Task instructions:
Leave out the pictures and repeat the rest of the material exactly.
· · · · ·
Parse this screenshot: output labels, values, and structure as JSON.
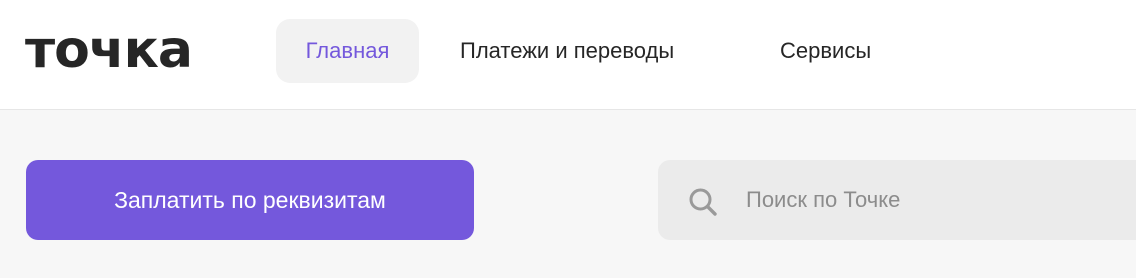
{
  "header": {
    "logo_text": "точка",
    "nav": [
      {
        "label": "Главная",
        "active": true
      },
      {
        "label": "Платежи и переводы",
        "active": false
      },
      {
        "label": "Сервисы",
        "active": false
      }
    ]
  },
  "main": {
    "pay_button_label": "Заплатить по реквизитам",
    "search": {
      "placeholder": "Поиск по Точке",
      "value": "",
      "icon": "search-icon"
    }
  },
  "colors": {
    "accent": "#7458dc",
    "text": "#262626",
    "muted": "#8c8c8c",
    "header_bg": "#ffffff",
    "page_bg": "#f7f7f7",
    "field_bg": "#ebebeb",
    "active_tab_bg": "#f2f2f2"
  }
}
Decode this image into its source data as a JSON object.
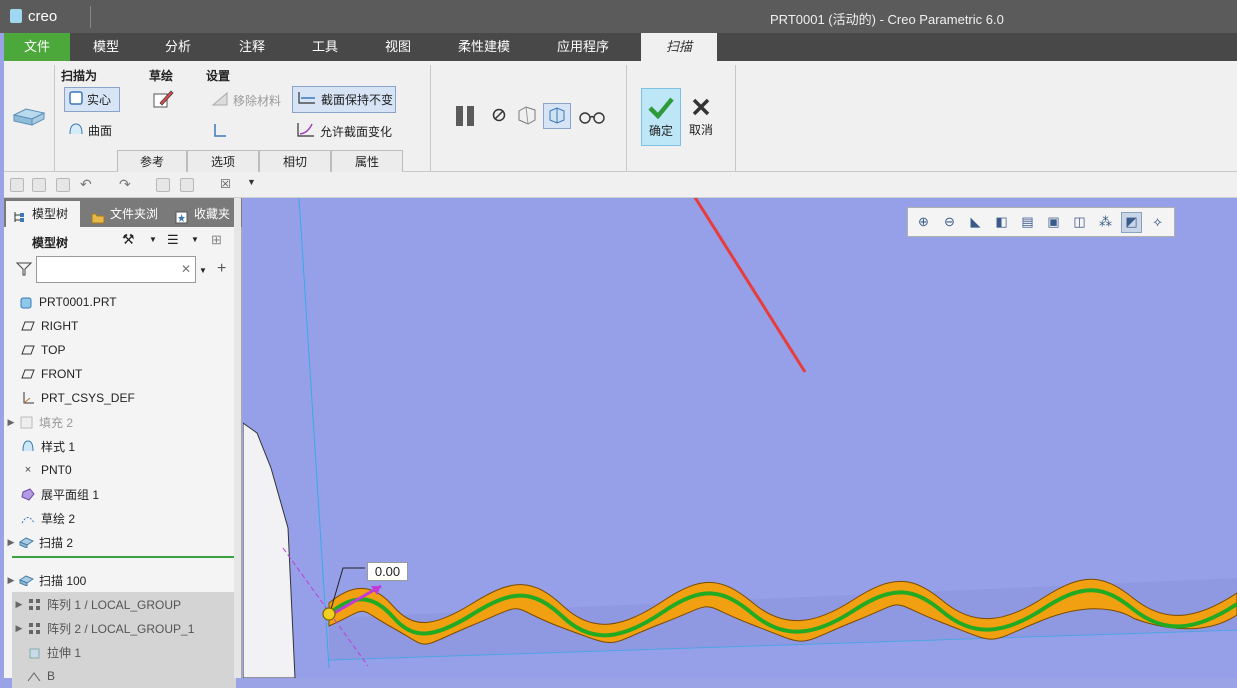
{
  "window": {
    "app_name": "creo",
    "title": "PRT0001 (活动的) - Creo Parametric 6.0"
  },
  "menu": {
    "file": "文件",
    "tabs": [
      "模型",
      "分析",
      "注释",
      "工具",
      "视图",
      "柔性建模",
      "应用程序"
    ],
    "active_tab": "扫描"
  },
  "ribbon": {
    "sweep_as": {
      "label": "扫描为",
      "solid": "实心",
      "surface": "曲面"
    },
    "sketch": {
      "label": "草绘"
    },
    "settings": {
      "label": "设置",
      "remove_material": "移除材料",
      "constant_section": "截面保持不变",
      "variable_section": "允许截面变化"
    },
    "subtabs": [
      "参考",
      "选项",
      "相切",
      "属性"
    ],
    "ok": "确定",
    "cancel": "取消"
  },
  "left_panel": {
    "tabs": [
      "模型树",
      "文件夹浏",
      "收藏夹"
    ],
    "tree_header": "模型树",
    "filter_placeholder": "",
    "items": [
      {
        "label": "PRT0001.PRT",
        "icon": "part-icon"
      },
      {
        "label": "RIGHT",
        "icon": "datum-plane-icon"
      },
      {
        "label": "TOP",
        "icon": "datum-plane-icon"
      },
      {
        "label": "FRONT",
        "icon": "datum-plane-icon"
      },
      {
        "label": "PRT_CSYS_DEF",
        "icon": "csys-icon"
      },
      {
        "label": "填充 2",
        "icon": "fill-icon",
        "dim": true
      },
      {
        "label": "样式 1",
        "icon": "style-icon"
      },
      {
        "label": "PNT0",
        "icon": "point-icon"
      },
      {
        "label": "展平面组 1",
        "icon": "flatten-quilt-icon"
      },
      {
        "label": "草绘 2",
        "icon": "sketch-icon"
      },
      {
        "label": "扫描 2",
        "icon": "sweep-icon"
      },
      {
        "label": "扫描 100",
        "icon": "sweep-icon",
        "insert": true
      },
      {
        "label": "阵列 1 / LOCAL_GROUP",
        "icon": "pattern-icon",
        "suppressed": true
      },
      {
        "label": "阵列 2 / LOCAL_GROUP_1",
        "icon": "pattern-icon",
        "suppressed": true
      },
      {
        "label": "拉伸 1",
        "icon": "extrude-icon",
        "suppressed": true
      },
      {
        "label": "B",
        "icon": "sketch-icon",
        "suppressed": true
      }
    ]
  },
  "viewport": {
    "dimension_value": "0.00",
    "background_color": "#96a0e8",
    "sweep_color": "#f0a010",
    "trajectory_color": "#22aa22",
    "arrow_color": "#e83c3c"
  }
}
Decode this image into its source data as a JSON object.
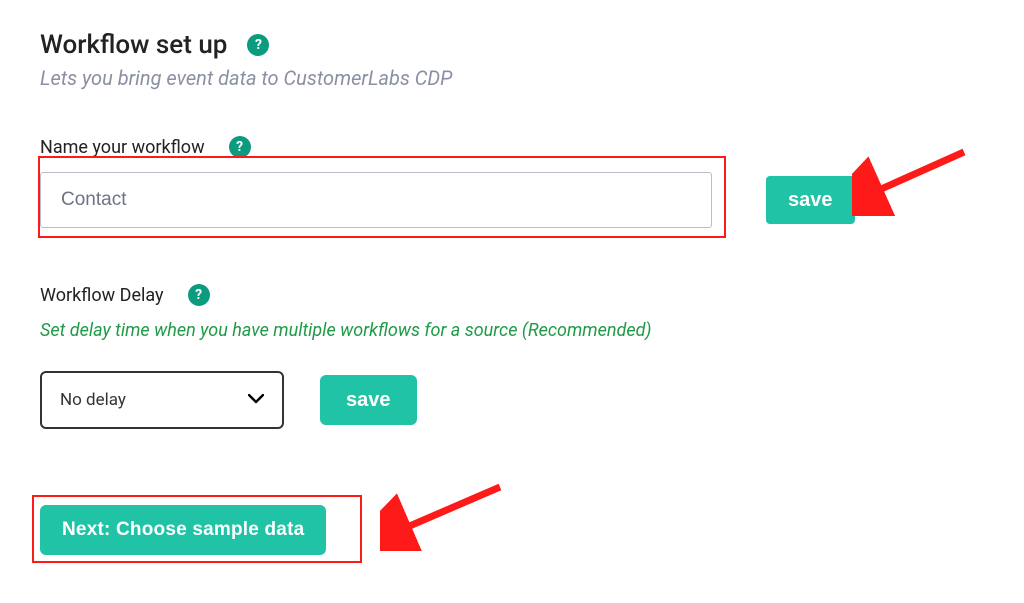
{
  "header": {
    "title": "Workflow set up",
    "subtitle": "Lets you bring event data to CustomerLabs CDP",
    "help_glyph": "?"
  },
  "name_section": {
    "label": "Name your workflow",
    "help_glyph": "?",
    "input_value": "Contact",
    "save_label": "save"
  },
  "delay_section": {
    "label": "Workflow Delay",
    "help_glyph": "?",
    "hint": "Set delay time when you have multiple workflows for a source (Recommended)",
    "select_value": "No delay",
    "save_label": "save"
  },
  "next_button": {
    "label": "Next: Choose sample data"
  },
  "annotations": {
    "arrow_color": "#ff1a1a",
    "highlight_color": "#ff1a1a"
  }
}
· · · · ·
Full answer:
Parse this screenshot: output labels, values, and structure as JSON.
{
  "header": {
    "logo_text": "точка",
    "nav": [
      {
        "label": "Главная",
        "active": true
      },
      {
        "label": "Платежи и переводы",
        "active": false
      },
      {
        "label": "Сервисы",
        "active": false
      }
    ]
  },
  "main": {
    "pay_button_label": "Заплатить по реквизитам",
    "search": {
      "placeholder": "Поиск по Точке",
      "value": "",
      "icon": "search-icon"
    }
  },
  "colors": {
    "accent": "#7458dc",
    "text": "#262626",
    "muted": "#8c8c8c",
    "header_bg": "#ffffff",
    "page_bg": "#f7f7f7",
    "field_bg": "#ebebeb",
    "active_tab_bg": "#f2f2f2"
  }
}
Decode this image into its source data as a JSON object.
{
  "window": {
    "app_name": "creo",
    "title": "PRT0001 (活动的) - Creo Parametric 6.0"
  },
  "menu": {
    "file": "文件",
    "tabs": [
      "模型",
      "分析",
      "注释",
      "工具",
      "视图",
      "柔性建模",
      "应用程序"
    ],
    "active_tab": "扫描"
  },
  "ribbon": {
    "sweep_as": {
      "label": "扫描为",
      "solid": "实心",
      "surface": "曲面"
    },
    "sketch": {
      "label": "草绘"
    },
    "settings": {
      "label": "设置",
      "remove_material": "移除材料",
      "constant_section": "截面保持不变",
      "variable_section": "允许截面变化"
    },
    "subtabs": [
      "参考",
      "选项",
      "相切",
      "属性"
    ],
    "ok": "确定",
    "cancel": "取消"
  },
  "left_panel": {
    "tabs": [
      "模型树",
      "文件夹浏",
      "收藏夹"
    ],
    "tree_header": "模型树",
    "filter_placeholder": "",
    "items": [
      {
        "label": "PRT0001.PRT",
        "icon": "part-icon"
      },
      {
        "label": "RIGHT",
        "icon": "datum-plane-icon"
      },
      {
        "label": "TOP",
        "icon": "datum-plane-icon"
      },
      {
        "label": "FRONT",
        "icon": "datum-plane-icon"
      },
      {
        "label": "PRT_CSYS_DEF",
        "icon": "csys-icon"
      },
      {
        "label": "填充 2",
        "icon": "fill-icon",
        "dim": true
      },
      {
        "label": "样式 1",
        "icon": "style-icon"
      },
      {
        "label": "PNT0",
        "icon": "point-icon"
      },
      {
        "label": "展平面组 1",
        "icon": "flatten-quilt-icon"
      },
      {
        "label": "草绘 2",
        "icon": "sketch-icon"
      },
      {
        "label": "扫描 2",
        "icon": "sweep-icon"
      },
      {
        "label": "扫描 100",
        "icon": "sweep-icon",
        "insert": true
      },
      {
        "label": "阵列 1 / LOCAL_GROUP",
        "icon": "pattern-icon",
        "suppressed": true
      },
      {
        "label": "阵列 2 / LOCAL_GROUP_1",
        "icon": "pattern-icon",
        "suppressed": true
      },
      {
        "label": "拉伸 1",
        "icon": "extrude-icon",
        "suppressed": true
      },
      {
        "label": "B",
        "icon": "sketch-icon",
        "suppressed": true
      }
    ]
  },
  "viewport": {
    "dimension_value": "0.00",
    "background_color": "#96a0e8",
    "sweep_color": "#f0a010",
    "trajectory_color": "#22aa22",
    "arrow_color": "#e83c3c"
  }
}
Decode this image into its source data as a JSON object.
{
  "header": {
    "title": "Workflow set up",
    "subtitle": "Lets you bring event data to CustomerLabs CDP",
    "help_glyph": "?"
  },
  "name_section": {
    "label": "Name your workflow",
    "help_glyph": "?",
    "input_value": "Contact",
    "save_label": "save"
  },
  "delay_section": {
    "label": "Workflow Delay",
    "help_glyph": "?",
    "hint": "Set delay time when you have multiple workflows for a source (Recommended)",
    "select_value": "No delay",
    "save_label": "save"
  },
  "next_button": {
    "label": "Next: Choose sample data"
  },
  "annotations": {
    "arrow_color": "#ff1a1a",
    "highlight_color": "#ff1a1a"
  }
}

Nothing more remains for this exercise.